### DIRECTIVE
Type out the data exactly as given. Skip any image.

### DATASET RECORDS
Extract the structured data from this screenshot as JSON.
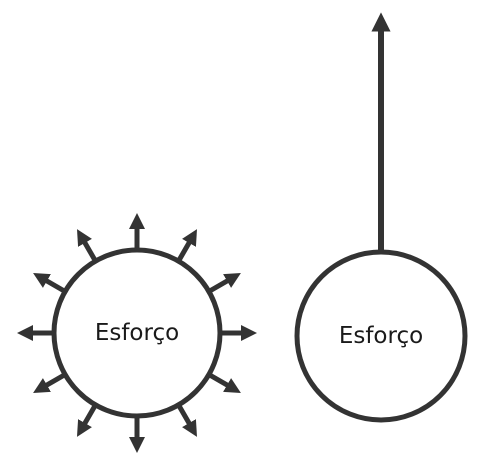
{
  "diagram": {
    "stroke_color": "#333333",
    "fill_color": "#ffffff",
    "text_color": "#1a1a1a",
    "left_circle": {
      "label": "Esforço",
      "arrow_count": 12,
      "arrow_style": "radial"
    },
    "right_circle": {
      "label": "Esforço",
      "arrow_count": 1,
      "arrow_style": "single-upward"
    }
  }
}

### EXERCISE RESPONSE
Extract the structured data from this screenshot as JSON.
{
  "diagram": {
    "stroke_color": "#333333",
    "fill_color": "#ffffff",
    "text_color": "#1a1a1a",
    "left_circle": {
      "label": "Esforço",
      "arrow_count": 12,
      "arrow_style": "radial"
    },
    "right_circle": {
      "label": "Esforço",
      "arrow_count": 1,
      "arrow_style": "single-upward"
    }
  }
}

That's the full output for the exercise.